───── EXTRACTED DATA

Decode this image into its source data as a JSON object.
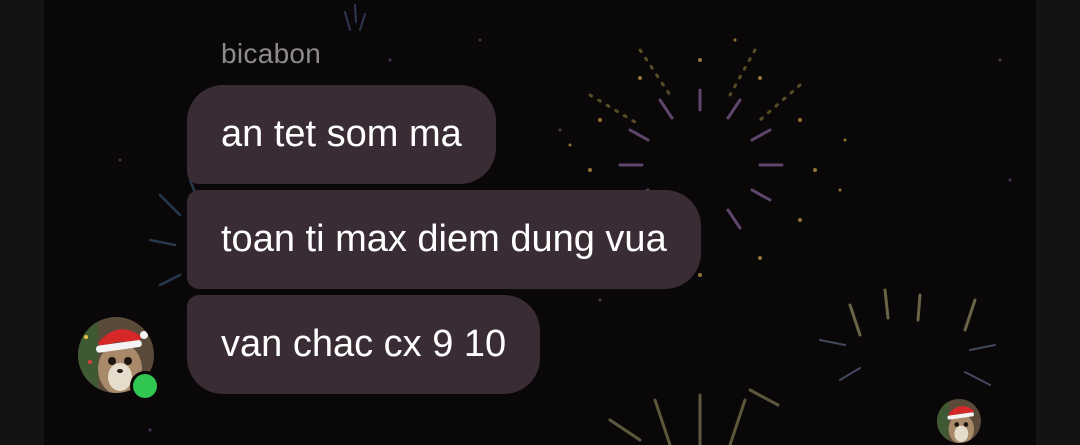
{
  "conversation": {
    "sender_name": "bicabon",
    "messages": [
      {
        "text": "an tet som ma"
      },
      {
        "text": "toan ti max diem dung vua"
      },
      {
        "text": "van chac cx 9 10"
      }
    ],
    "sender_status": "online"
  },
  "icons": {
    "sender_avatar": "squirrel-santa-hat-avatar-icon",
    "seen_receipt": "squirrel-santa-hat-avatar-icon",
    "online_indicator": "online-dot-icon"
  },
  "colors": {
    "background": "#0a0708",
    "bubble": "#3a2c34",
    "bubble_text": "#ffffff",
    "sender_name_text": "#8d8a8e",
    "online_dot": "#31c552"
  }
}
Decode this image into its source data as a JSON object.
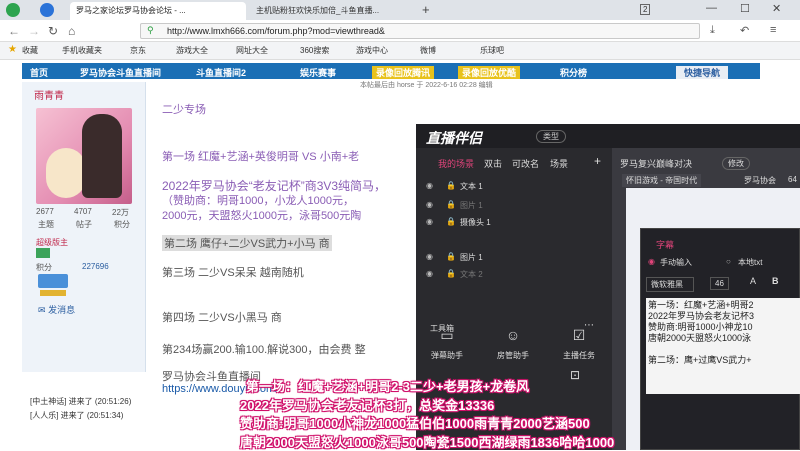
{
  "browser": {
    "tabs": [
      {
        "label": "罗马之家论坛罗马协会论坛 - ..."
      },
      {
        "label": "主机贴粉狂欢快乐加倍_斗鱼直播..."
      }
    ],
    "url": "http://www.lmxh666.com/forum.php?mod=viewthread&",
    "bookmarks": [
      "收藏",
      "手机收藏夹",
      "京东",
      "游戏大全",
      "网址大全",
      "360搜索",
      "游戏中心",
      "微博",
      "乐球吧"
    ],
    "window_tab_count": "2"
  },
  "site": {
    "nav": [
      "首页",
      "罗马协会斗鱼直播间",
      "斗鱼直播间2",
      "娱乐赛事",
      "录像回放腾讯",
      "录像回放优酷",
      "积分榜",
      "快捷导航"
    ],
    "post_info": "本帖最后由 horse 于 2022-6-16 02:28 编辑",
    "author": "雨青青",
    "stats": [
      {
        "value": "2677",
        "label": "主题"
      },
      {
        "value": "4707",
        "label": "帖子"
      },
      {
        "value": "22万",
        "label": "积分"
      }
    ],
    "rank": "超级版主",
    "points_label": "积分",
    "points_value": "227696",
    "send_msg": "发消息",
    "post_lines": [
      "二少专场",
      "第一场  红魔+艺涵+英俊明哥  VS  小南+老",
      "2022年罗马协会“老友记杯”商3V3纯简马，",
      "（赞助商：明哥1000，小龙人1000元，",
      "2000元，天盟怒火1000元，泳哥500元陶",
      "第二场    鹰仔+二少VS武力+小马  商",
      "第三场  二少VS呆呆  越南随机",
      "第四场  二少VS小黑马  商",
      "第234场赢200.输100.解说300，由会费 整",
      "罗马协会斗鱼直播间",
      "https://www.douyu.com/6"
    ]
  },
  "app": {
    "title": "直播伴侣",
    "type_btn": "类型",
    "scene_tabs": [
      "我的场景",
      "双击",
      "可改名",
      "场景"
    ],
    "add_btn": "+",
    "room_title": "罗马复兴巅峰对决",
    "edit_btn": "修改",
    "category": "怀旧游戏 - 帝国时代",
    "channel": "罗马协会",
    "channel_num": "64",
    "layers": [
      "文本 1",
      "图片 1",
      "摄像头 1",
      "图片 1",
      "文本 2"
    ],
    "toolbox_label": "工具箱",
    "tools": [
      "弹幕助手",
      "房管助手",
      "主播任务"
    ],
    "subtitle_dialog": {
      "title": "字幕",
      "mode_manual": "手动输入",
      "mode_local": "本地txt",
      "font": "微软雅黑",
      "size": "46",
      "text": "第一场：红魔+艺涵+明哥2\n2022年罗马协会老友记杯3\n赞助商:明哥1000小神龙10\n唐朝2000天盟怒火1000泳\n\n第二场：鹰+过鹰VS武力+"
    }
  },
  "captions": [
    "第一场：红魔+艺涵+明哥2-3二少+老男孩+龙卷风",
    "2022年罗马协会老友记杯3打，总奖金13336",
    "赞助商:明哥1000小神龙1000猛伯伯1000雨青青2000艺涵500",
    "唐朝2000天盟怒火1000泳哥500陶瓷1500西湖绿雨1836哈哈1000"
  ],
  "chat": [
    "[中土神话] 进来了 (20:51:26)",
    "[人人乐] 进来了 (20:51:34)"
  ]
}
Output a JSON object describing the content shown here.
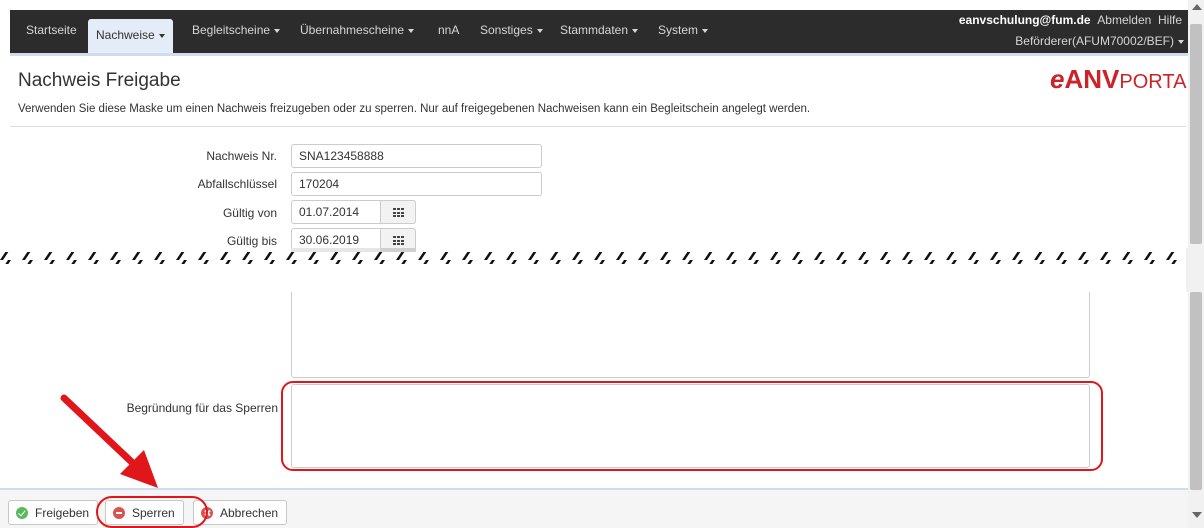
{
  "nav": {
    "items": [
      {
        "label": "Startseite"
      },
      {
        "label": "Nachweise"
      },
      {
        "label": "Begleitscheine"
      },
      {
        "label": "Übernahmescheine"
      },
      {
        "label": "nnA"
      },
      {
        "label": "Sonstiges"
      },
      {
        "label": "Stammdaten"
      },
      {
        "label": "System"
      }
    ],
    "user_email": "eanvschulung@fum.de",
    "logout_label": "Abmelden",
    "help_label": "Hilfe",
    "role": "Beförderer(AFUM70002/BEF)"
  },
  "header": {
    "title": "Nachweis Freigabe",
    "logo_e": "e",
    "logo_anv": "ANV",
    "logo_portal": "PORTAL",
    "intro": "Verwenden Sie diese Maske um einen Nachweis freizugeben oder zu sperren. Nur auf freigegebenen Nachweisen kann ein Begleitschein angelegt werden."
  },
  "form": {
    "nachweis_nr_label": "Nachweis Nr.",
    "nachweis_nr_value": "SNA123458888",
    "abfallschluessel_label": "Abfallschlüssel",
    "abfallschluessel_value": "170204",
    "gueltig_von_label": "Gültig von",
    "gueltig_von_value": "01.07.2014",
    "gueltig_bis_label": "Gültig bis",
    "gueltig_bis_value": "30.06.2019",
    "sperren_reason_label": "Begründung für das Sperren"
  },
  "toolbar": {
    "freigeben_label": "Freigeben",
    "sperren_label": "Sperren",
    "abbrechen_label": "Abbrechen"
  },
  "colors": {
    "navbar": "#2c2c2c",
    "brand_red": "#cc2229",
    "annotation_red": "#e0161b",
    "success": "#5cb85c",
    "danger": "#d9534f"
  }
}
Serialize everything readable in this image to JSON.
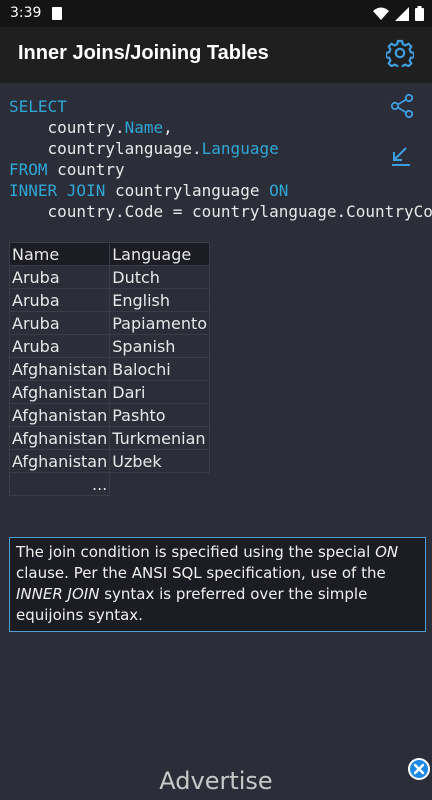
{
  "status_bar": {
    "time": "3:39"
  },
  "app_bar": {
    "title": "Inner Joins/Joining Tables"
  },
  "sql": {
    "line1": "SELECT",
    "line2_prefix": "    country.",
    "line2_field": "Name",
    "line2_suffix": ",",
    "line3_prefix": "    countrylanguage.",
    "line3_field": "Language",
    "line4_kw": "FROM",
    "line4_rest": " country",
    "line5_kw": "INNER JOIN",
    "line5_mid": " countrylanguage ",
    "line5_kw2": "ON",
    "line6": "    country.Code = countrylanguage.CountryCode"
  },
  "table": {
    "headers": [
      "Name",
      "Language"
    ],
    "rows": [
      [
        "Aruba",
        "Dutch"
      ],
      [
        "Aruba",
        "English"
      ],
      [
        "Aruba",
        "Papiamento"
      ],
      [
        "Aruba",
        "Spanish"
      ],
      [
        "Afghanistan",
        "Balochi"
      ],
      [
        "Afghanistan",
        "Dari"
      ],
      [
        "Afghanistan",
        "Pashto"
      ],
      [
        "Afghanistan",
        "Turkmenian"
      ],
      [
        "Afghanistan",
        "Uzbek"
      ]
    ],
    "more": "..."
  },
  "note": {
    "part1": "The join condition is specified using the special ",
    "em1": "ON",
    "part2": " clause. Per the ANSI SQL specification, use of the ",
    "em2": "INNER JOIN",
    "part3": " syntax is preferred over the simple equijoins syntax."
  },
  "ad": {
    "label": "Advertise"
  },
  "colors": {
    "keyword": "#2fa7d6",
    "accent": "#4d9dd0",
    "background": "#2b2d39"
  }
}
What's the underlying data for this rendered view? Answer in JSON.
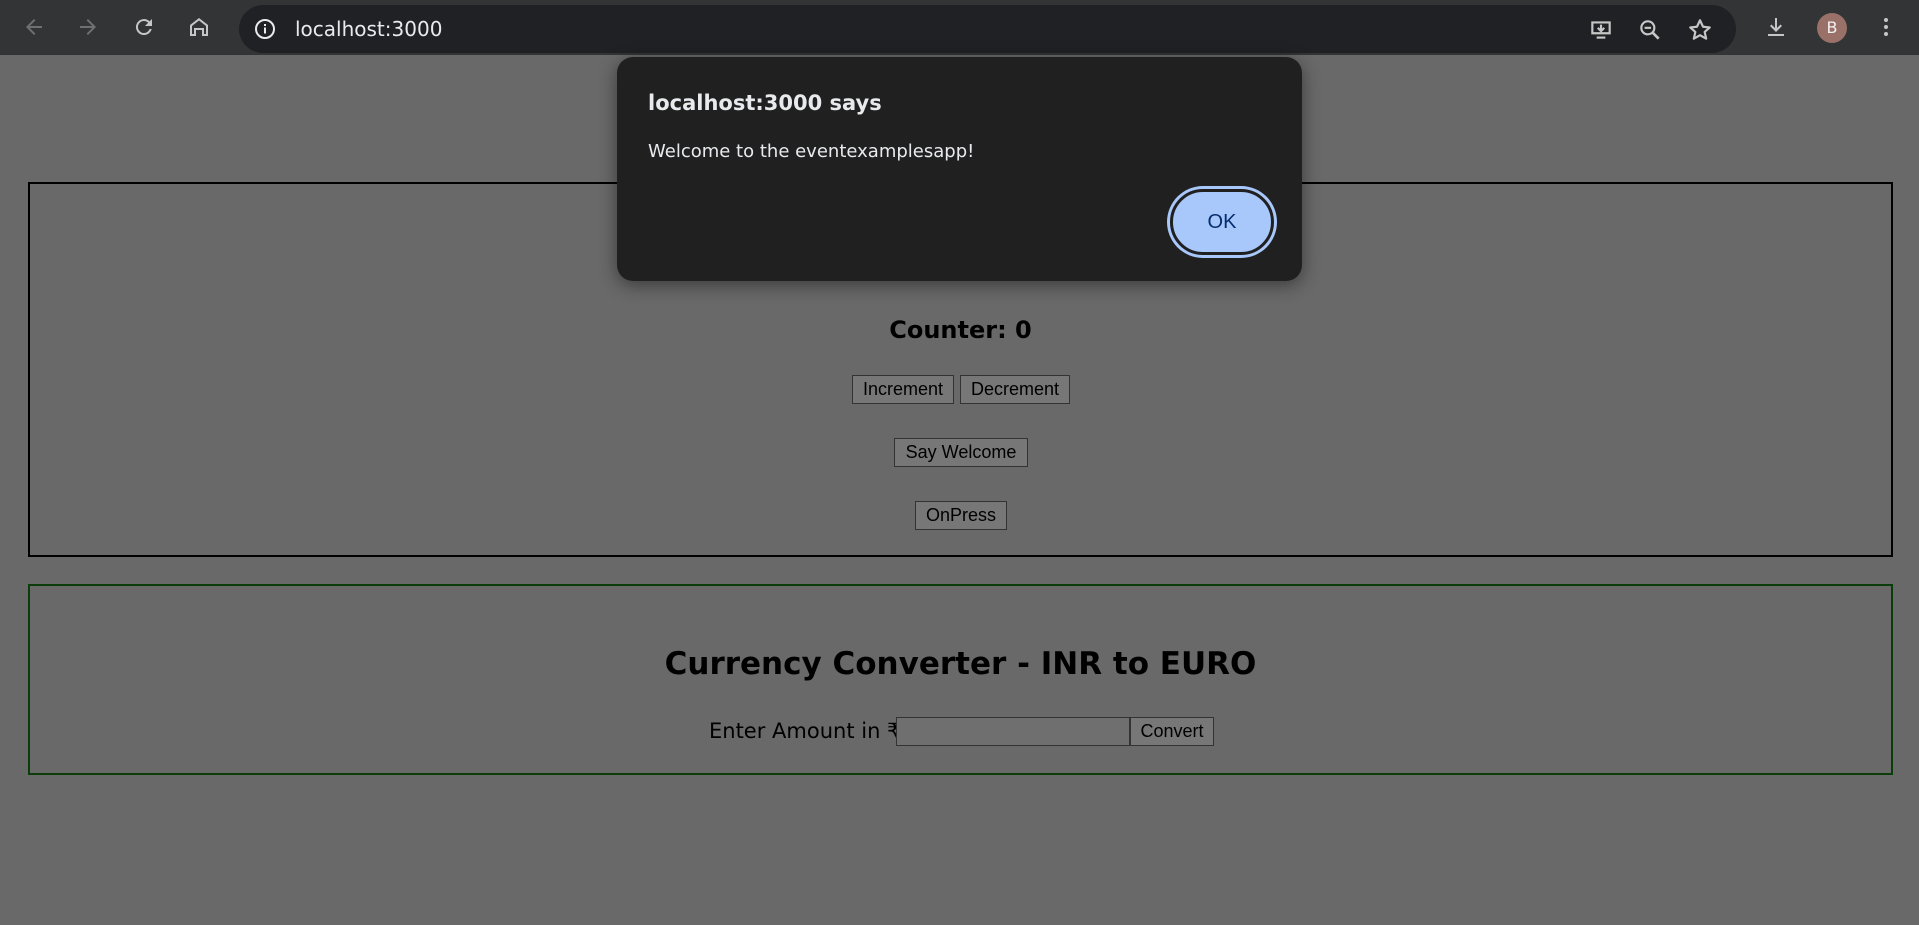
{
  "browser": {
    "url": "localhost:3000",
    "avatar_initial": "B",
    "icons": [
      "back-icon",
      "forward-icon",
      "reload-icon",
      "home-icon",
      "site-info-icon",
      "install-app-icon",
      "zoom-icon",
      "bookmark-star-icon",
      "download-icon",
      "menu-dots-icon"
    ]
  },
  "page": {
    "counter_text": "Counter: 0",
    "increment_label": "Increment",
    "decrement_label": "Decrement",
    "say_welcome_label": "Say Welcome",
    "onpress_label": "OnPress"
  },
  "converter": {
    "title": "Currency Converter - INR to EURO",
    "amount_label": "Enter Amount in ₹:",
    "amount_value": "",
    "convert_label": "Convert"
  },
  "alert": {
    "title": "localhost:3000 says",
    "message": "Welcome to the eventexamplesapp!",
    "ok_label": "OK"
  },
  "colors": {
    "page_overlay": "#696969",
    "dialog_bg": "#202021",
    "ok_button": "#a8c7fa",
    "panel2_border": "#0b3d0b"
  }
}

──────────

* _PROBLEM TO WORK ON_: Look through the material above and pick out each line holding the word "countrylanguage".

* _FINAL RESULT_:
    "line3_prefix": "    countrylanguage.",
    "line5_mid": " countrylanguage ",
    "line6": "    country.Code = countrylanguage.CountryCode"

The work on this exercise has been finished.